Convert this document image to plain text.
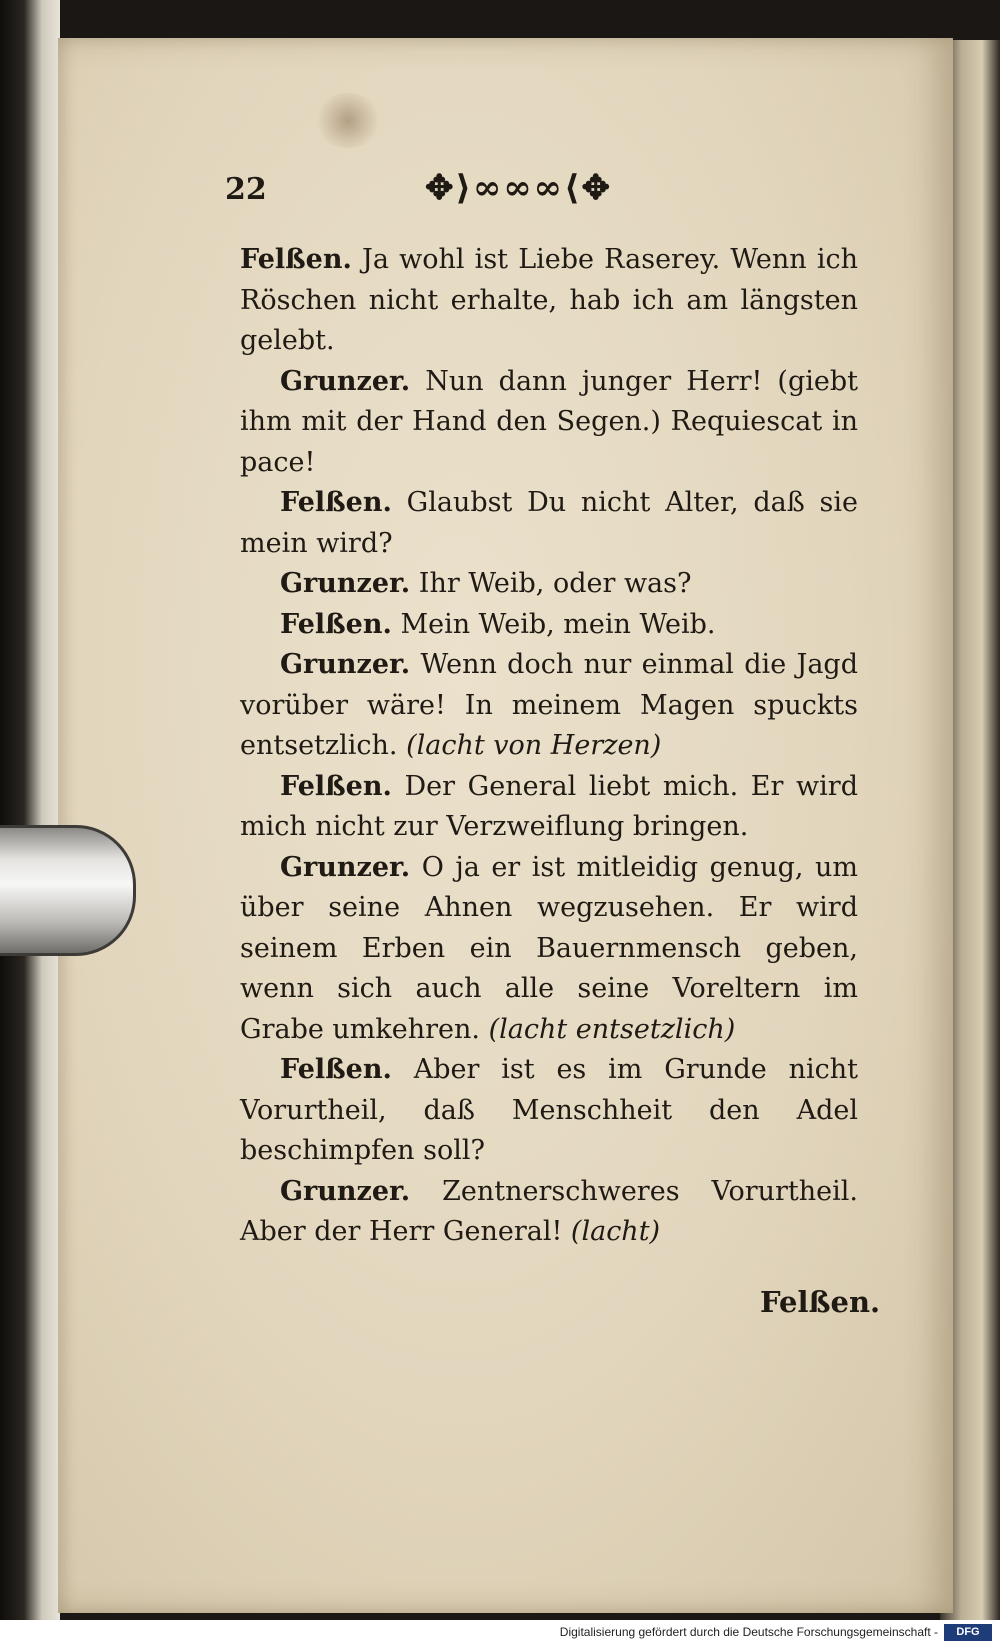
22	✥⟩∞∞∞⟨✥

Felßen. Ja wohl ist Liebe Raserey. Wenn ich Röschen nicht erhalte, hab ich am längsten gelebt.

Grunzer. Nun dann junger Herr! (giebt ihm mit der Hand den Segen.) Requiescat in pace!

Felßen. Glaubst Du nicht Alter, daß sie mein wird?

Grunzer. Ihr Weib, oder was?

Felßen. Mein Weib, mein Weib.

Grunzer. Wenn doch nur einmal die Jagd vorüber wäre! In meinem Magen spuckts entsetzlich. (lacht von Herzen)

Felßen. Der General liebt mich. Er wird mich nicht zur Verzweiflung bringen.

Grunzer. O ja er ist mitleidig genug, um über seine Ahnen wegzusehen. Er wird seinem Erben ein Bauernmensch geben, wenn sich auch alle seine Voreltern im Grabe umkehren. (lacht entsetzlich)

Felßen. Aber ist es im Grunde nicht Vorurtheil, daß Menschheit den Adel beschimpfen soll?

Grunzer. Zentnerschweres Vorurtheil. Aber der Herr General! (lacht)

Felßen.
Digitalisierung gefördert durch die Deutsche Forschungsgemeinschaft -	DFG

------------

● **Exercise requirements**
From the entries, report each line that includes the word "Felßen".

● **Answer to the problem**
Felßen. Ja wohl ist Liebe Raserey. Wenn ich Röschen nicht erhalte, hab ich am längsten gelebt.
Felßen. Glaubst Du nicht Alter, daß sie mein wird?
Felßen. Mein Weib, mein Weib.
Felßen. Der General liebt mich. Er wird mich nicht zur Verzweiflung bringen.
Felßen. Aber ist es im Grunde nicht Vorurtheil, daß Menschheit den Adel beschimpfen soll?
Felßen.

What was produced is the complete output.